*What needs to be done*
Return all lines that include the string "JSON".
── Records for the exercise ──
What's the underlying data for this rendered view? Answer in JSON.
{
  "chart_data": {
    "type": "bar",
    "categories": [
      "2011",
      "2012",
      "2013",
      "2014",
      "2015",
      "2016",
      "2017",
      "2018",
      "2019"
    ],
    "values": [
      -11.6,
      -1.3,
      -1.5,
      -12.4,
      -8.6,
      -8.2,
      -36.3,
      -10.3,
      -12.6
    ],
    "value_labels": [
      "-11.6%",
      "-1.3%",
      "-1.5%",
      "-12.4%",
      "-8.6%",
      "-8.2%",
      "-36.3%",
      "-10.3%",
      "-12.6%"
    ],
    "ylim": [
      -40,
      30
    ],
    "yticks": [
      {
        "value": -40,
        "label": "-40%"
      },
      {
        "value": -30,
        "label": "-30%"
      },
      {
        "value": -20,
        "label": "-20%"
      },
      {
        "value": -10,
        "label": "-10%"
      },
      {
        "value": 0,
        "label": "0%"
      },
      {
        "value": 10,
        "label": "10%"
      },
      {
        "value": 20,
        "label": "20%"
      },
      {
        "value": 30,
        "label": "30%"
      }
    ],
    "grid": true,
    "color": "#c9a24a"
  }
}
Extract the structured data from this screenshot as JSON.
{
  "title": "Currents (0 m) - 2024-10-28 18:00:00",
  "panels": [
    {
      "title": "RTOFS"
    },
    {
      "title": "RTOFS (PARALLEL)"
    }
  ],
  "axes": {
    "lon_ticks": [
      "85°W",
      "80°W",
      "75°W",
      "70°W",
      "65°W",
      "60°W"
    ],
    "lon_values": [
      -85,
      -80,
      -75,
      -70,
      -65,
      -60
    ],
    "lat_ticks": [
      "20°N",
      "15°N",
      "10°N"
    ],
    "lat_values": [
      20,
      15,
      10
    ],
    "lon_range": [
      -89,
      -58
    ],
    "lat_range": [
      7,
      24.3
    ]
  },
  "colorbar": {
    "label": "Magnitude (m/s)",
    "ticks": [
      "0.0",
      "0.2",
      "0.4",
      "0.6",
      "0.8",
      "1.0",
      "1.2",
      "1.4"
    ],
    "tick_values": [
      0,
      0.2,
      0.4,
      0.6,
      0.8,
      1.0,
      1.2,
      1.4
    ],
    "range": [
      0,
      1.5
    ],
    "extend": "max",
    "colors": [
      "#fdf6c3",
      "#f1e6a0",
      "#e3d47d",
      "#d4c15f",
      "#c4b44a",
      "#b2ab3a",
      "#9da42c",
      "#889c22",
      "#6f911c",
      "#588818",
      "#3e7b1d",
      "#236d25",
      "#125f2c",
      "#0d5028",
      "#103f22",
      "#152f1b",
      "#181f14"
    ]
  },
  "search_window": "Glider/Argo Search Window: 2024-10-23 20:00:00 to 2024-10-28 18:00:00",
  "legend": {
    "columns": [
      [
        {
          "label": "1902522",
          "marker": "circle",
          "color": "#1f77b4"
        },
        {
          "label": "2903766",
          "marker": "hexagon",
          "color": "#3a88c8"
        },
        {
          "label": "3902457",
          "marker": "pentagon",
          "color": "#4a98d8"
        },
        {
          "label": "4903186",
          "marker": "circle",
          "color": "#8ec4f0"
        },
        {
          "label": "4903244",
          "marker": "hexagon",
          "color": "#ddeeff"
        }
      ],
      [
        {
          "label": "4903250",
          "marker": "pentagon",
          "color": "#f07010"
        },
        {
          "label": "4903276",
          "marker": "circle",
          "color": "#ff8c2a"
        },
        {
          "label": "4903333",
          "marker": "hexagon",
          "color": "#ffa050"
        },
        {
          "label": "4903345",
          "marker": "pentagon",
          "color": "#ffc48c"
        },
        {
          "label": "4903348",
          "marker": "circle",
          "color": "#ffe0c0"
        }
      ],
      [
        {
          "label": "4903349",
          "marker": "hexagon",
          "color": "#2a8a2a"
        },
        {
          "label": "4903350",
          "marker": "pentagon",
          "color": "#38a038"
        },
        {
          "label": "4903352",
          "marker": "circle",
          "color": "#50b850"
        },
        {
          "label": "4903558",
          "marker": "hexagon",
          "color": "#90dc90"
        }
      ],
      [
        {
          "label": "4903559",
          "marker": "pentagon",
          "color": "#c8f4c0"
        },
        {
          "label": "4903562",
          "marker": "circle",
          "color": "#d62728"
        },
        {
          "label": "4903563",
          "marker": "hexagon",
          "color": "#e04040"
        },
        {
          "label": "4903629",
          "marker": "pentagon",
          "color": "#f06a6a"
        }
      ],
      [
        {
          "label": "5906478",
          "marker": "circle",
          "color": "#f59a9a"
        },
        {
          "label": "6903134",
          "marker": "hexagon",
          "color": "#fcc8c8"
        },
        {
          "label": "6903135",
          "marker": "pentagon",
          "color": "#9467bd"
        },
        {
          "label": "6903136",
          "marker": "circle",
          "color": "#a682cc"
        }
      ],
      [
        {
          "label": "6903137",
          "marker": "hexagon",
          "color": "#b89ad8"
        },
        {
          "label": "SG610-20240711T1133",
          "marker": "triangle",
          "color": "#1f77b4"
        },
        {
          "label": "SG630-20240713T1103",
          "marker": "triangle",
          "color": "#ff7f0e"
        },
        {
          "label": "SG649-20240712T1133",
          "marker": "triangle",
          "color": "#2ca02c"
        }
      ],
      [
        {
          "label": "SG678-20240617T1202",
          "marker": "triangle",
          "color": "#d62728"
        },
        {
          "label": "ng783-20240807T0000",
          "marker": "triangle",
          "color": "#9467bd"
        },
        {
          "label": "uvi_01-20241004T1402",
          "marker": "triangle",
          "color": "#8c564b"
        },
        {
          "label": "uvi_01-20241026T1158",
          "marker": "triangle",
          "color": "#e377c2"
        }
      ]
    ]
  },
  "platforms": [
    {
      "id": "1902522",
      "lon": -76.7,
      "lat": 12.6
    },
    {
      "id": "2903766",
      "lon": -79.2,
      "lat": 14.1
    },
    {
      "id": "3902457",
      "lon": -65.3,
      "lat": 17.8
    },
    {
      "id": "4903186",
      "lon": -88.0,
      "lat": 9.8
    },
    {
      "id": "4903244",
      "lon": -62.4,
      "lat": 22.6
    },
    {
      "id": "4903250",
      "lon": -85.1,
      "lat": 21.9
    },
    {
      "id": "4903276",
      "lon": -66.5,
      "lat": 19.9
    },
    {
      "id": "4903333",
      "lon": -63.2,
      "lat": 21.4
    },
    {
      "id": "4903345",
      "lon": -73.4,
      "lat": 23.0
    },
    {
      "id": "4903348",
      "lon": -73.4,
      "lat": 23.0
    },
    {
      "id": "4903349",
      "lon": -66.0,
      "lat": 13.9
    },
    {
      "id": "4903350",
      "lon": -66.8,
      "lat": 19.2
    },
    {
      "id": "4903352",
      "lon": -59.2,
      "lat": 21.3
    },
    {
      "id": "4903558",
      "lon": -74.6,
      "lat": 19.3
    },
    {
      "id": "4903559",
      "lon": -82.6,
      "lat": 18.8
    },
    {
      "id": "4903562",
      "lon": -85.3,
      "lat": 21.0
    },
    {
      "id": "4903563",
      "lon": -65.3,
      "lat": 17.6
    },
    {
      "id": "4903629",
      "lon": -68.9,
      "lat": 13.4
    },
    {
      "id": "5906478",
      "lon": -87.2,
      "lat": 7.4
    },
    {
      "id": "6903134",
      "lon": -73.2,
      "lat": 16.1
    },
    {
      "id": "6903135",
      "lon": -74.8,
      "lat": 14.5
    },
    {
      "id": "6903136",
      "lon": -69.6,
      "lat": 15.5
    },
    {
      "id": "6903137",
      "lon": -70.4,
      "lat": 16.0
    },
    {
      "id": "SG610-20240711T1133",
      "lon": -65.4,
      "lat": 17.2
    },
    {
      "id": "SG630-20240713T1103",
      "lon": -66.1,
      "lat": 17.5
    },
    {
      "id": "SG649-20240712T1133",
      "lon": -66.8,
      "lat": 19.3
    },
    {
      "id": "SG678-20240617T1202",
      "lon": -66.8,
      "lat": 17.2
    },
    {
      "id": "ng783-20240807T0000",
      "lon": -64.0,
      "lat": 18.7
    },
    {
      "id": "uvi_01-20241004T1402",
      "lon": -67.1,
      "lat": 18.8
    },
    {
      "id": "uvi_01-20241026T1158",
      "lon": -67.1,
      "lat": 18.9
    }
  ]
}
───
*Output*
What's the underlying data for this rendered view? Answer in JSON.
Extract the structured data from this screenshot as JSON.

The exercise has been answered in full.